§ REQUIREMENTS: Of the lines in the records that follow, how many include the word "fulles"? Answer with a bare number.

===

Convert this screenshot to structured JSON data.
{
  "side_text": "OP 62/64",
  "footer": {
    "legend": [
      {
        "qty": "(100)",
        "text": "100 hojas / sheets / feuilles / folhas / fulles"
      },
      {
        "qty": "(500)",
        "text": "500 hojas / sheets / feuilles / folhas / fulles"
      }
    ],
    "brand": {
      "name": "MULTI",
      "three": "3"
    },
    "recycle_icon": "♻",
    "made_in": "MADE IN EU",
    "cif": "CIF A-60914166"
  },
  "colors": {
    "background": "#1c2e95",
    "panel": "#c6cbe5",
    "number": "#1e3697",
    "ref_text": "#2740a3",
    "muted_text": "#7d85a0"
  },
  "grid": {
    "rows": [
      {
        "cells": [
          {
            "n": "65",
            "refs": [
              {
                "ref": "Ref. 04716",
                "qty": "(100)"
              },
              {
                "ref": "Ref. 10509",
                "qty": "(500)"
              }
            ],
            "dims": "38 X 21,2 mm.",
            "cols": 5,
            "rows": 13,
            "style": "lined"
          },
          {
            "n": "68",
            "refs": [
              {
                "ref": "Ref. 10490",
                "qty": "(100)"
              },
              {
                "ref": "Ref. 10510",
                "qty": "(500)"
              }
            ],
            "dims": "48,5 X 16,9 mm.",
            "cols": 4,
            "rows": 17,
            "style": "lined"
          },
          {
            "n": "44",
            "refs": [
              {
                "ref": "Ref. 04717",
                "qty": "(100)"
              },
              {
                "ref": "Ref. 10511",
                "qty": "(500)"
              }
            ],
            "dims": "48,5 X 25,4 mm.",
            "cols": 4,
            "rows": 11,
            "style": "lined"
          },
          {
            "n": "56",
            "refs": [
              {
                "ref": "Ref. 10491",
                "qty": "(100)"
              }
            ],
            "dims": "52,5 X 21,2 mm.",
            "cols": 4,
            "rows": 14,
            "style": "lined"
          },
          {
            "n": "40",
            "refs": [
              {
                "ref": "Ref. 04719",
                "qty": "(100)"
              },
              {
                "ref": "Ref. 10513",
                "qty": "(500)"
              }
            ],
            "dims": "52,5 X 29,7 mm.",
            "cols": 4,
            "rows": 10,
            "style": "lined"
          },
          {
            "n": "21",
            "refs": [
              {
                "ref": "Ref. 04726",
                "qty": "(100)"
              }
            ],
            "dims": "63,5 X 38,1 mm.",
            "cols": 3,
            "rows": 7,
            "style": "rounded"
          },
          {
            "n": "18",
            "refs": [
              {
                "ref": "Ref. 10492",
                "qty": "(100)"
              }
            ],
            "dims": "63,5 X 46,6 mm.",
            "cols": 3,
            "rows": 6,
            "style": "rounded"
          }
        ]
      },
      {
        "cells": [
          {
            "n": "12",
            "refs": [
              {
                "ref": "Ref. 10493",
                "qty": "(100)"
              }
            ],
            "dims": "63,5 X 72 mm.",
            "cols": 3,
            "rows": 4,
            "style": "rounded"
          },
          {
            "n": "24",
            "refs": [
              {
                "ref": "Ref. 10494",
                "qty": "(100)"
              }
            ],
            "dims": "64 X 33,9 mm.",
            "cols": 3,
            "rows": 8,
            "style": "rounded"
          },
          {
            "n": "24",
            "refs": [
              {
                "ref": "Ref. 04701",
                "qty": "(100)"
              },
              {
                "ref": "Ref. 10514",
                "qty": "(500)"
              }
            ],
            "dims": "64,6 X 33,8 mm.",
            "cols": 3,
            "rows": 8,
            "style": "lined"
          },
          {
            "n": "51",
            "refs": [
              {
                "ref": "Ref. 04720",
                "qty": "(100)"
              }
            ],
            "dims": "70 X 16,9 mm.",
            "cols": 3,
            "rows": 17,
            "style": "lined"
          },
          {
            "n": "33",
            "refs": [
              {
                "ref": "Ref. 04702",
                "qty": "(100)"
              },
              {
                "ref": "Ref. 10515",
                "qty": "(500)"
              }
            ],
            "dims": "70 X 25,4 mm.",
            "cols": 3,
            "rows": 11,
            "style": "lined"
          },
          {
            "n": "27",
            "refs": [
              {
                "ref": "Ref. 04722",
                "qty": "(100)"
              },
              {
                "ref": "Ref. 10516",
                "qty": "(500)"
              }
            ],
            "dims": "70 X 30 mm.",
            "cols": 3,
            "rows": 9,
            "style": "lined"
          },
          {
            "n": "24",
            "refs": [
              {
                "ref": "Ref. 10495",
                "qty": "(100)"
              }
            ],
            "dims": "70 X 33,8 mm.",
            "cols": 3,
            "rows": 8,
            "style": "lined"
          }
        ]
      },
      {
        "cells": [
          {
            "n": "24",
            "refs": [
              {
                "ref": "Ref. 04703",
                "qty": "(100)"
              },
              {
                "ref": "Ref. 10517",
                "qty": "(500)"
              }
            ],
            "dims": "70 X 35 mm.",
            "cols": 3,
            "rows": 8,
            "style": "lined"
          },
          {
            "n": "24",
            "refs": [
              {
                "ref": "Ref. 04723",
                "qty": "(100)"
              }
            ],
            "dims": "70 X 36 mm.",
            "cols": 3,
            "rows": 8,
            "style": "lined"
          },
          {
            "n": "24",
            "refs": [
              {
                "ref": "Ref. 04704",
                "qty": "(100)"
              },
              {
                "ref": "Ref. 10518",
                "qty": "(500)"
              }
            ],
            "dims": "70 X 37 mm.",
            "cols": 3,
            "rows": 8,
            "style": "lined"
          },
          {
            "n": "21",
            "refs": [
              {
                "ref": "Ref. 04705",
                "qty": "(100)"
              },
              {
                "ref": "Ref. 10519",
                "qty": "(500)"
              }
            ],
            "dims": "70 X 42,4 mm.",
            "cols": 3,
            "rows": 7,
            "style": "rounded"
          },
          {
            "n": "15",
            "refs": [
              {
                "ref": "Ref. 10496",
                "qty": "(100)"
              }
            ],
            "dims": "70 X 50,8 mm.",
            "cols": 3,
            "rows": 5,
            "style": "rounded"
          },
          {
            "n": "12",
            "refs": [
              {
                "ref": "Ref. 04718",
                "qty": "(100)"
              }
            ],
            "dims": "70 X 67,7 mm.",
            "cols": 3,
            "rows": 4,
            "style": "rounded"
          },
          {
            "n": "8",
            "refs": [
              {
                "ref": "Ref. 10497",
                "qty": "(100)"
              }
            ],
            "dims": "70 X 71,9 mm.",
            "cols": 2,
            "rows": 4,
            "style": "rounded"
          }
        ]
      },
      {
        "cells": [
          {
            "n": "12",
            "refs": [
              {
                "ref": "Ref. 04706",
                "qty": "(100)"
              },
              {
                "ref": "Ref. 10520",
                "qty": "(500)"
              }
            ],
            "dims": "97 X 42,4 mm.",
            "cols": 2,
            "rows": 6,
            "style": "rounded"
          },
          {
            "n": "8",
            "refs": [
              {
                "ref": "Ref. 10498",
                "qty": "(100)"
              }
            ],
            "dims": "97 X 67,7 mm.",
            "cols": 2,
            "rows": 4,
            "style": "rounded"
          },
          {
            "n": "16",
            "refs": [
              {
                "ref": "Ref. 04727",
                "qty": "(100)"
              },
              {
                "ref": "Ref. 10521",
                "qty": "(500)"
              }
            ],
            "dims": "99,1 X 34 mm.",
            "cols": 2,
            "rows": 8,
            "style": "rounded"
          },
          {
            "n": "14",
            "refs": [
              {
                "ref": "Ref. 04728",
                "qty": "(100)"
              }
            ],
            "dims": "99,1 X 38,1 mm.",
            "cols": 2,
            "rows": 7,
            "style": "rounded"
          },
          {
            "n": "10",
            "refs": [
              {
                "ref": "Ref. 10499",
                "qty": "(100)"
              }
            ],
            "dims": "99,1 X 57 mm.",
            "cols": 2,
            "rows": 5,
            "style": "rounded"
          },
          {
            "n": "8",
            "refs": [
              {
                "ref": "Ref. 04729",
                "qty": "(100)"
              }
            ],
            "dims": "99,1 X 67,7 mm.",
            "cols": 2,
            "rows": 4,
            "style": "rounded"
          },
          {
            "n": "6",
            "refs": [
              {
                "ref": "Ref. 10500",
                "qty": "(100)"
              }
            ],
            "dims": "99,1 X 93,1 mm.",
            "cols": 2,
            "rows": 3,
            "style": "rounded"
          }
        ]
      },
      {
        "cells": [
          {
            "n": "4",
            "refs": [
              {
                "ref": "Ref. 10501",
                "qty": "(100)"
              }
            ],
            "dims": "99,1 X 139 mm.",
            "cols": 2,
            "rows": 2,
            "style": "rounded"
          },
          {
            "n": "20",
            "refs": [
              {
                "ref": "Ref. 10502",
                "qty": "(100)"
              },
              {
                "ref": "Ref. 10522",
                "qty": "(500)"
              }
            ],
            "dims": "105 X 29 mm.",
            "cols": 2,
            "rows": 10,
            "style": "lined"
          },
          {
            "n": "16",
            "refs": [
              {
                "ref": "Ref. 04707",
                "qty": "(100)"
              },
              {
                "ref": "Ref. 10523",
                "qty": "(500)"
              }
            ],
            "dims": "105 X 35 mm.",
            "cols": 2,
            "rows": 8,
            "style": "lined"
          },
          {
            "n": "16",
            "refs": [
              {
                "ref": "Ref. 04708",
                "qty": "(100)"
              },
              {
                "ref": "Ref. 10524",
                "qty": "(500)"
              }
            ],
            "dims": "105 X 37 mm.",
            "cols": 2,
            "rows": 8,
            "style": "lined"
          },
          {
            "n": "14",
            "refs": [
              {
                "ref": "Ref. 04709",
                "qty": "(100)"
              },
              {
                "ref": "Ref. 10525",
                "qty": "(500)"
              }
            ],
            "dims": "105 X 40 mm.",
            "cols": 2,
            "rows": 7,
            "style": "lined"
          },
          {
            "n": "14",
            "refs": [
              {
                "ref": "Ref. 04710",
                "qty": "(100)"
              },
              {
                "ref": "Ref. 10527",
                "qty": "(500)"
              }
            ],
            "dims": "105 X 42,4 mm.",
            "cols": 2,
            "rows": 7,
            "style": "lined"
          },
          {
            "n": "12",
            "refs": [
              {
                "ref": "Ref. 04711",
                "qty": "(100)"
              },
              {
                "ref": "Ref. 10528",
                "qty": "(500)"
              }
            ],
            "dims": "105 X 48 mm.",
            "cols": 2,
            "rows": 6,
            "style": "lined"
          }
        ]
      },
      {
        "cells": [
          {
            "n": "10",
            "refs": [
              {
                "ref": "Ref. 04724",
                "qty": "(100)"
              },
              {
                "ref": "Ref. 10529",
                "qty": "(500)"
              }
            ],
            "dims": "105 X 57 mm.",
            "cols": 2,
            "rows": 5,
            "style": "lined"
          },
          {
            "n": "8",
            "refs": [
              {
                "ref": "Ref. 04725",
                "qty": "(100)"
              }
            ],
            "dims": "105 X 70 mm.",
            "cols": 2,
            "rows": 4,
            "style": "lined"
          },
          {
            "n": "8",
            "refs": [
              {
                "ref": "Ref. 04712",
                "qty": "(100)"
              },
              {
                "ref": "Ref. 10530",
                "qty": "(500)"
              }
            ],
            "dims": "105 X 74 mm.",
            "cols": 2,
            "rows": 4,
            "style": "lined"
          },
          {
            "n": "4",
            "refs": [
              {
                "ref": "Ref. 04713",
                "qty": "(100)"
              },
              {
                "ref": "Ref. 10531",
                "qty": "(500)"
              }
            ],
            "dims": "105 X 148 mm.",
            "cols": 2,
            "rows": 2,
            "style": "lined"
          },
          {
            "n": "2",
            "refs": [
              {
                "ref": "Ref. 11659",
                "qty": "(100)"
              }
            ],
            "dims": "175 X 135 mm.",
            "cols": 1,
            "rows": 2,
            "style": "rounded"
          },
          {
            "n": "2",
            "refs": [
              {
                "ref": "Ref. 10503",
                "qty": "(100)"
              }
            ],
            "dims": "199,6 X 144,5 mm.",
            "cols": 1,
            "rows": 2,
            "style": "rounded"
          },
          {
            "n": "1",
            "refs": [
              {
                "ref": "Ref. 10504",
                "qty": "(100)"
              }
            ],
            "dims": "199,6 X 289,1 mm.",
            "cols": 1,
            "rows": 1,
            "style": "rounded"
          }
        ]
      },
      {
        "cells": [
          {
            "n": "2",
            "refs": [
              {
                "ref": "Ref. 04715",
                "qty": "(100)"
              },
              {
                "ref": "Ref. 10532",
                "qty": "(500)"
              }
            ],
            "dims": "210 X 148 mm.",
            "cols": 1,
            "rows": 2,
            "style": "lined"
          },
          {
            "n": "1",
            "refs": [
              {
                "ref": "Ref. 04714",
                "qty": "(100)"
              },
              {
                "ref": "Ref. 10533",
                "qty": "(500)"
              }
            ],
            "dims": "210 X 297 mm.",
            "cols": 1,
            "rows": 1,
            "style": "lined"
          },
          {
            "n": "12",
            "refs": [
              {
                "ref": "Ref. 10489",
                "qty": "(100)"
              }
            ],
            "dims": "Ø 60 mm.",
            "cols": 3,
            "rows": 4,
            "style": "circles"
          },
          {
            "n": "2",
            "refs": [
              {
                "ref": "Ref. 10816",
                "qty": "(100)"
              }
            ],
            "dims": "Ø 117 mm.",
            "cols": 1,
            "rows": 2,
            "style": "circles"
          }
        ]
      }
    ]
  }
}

===

§ TASK RESULT: 2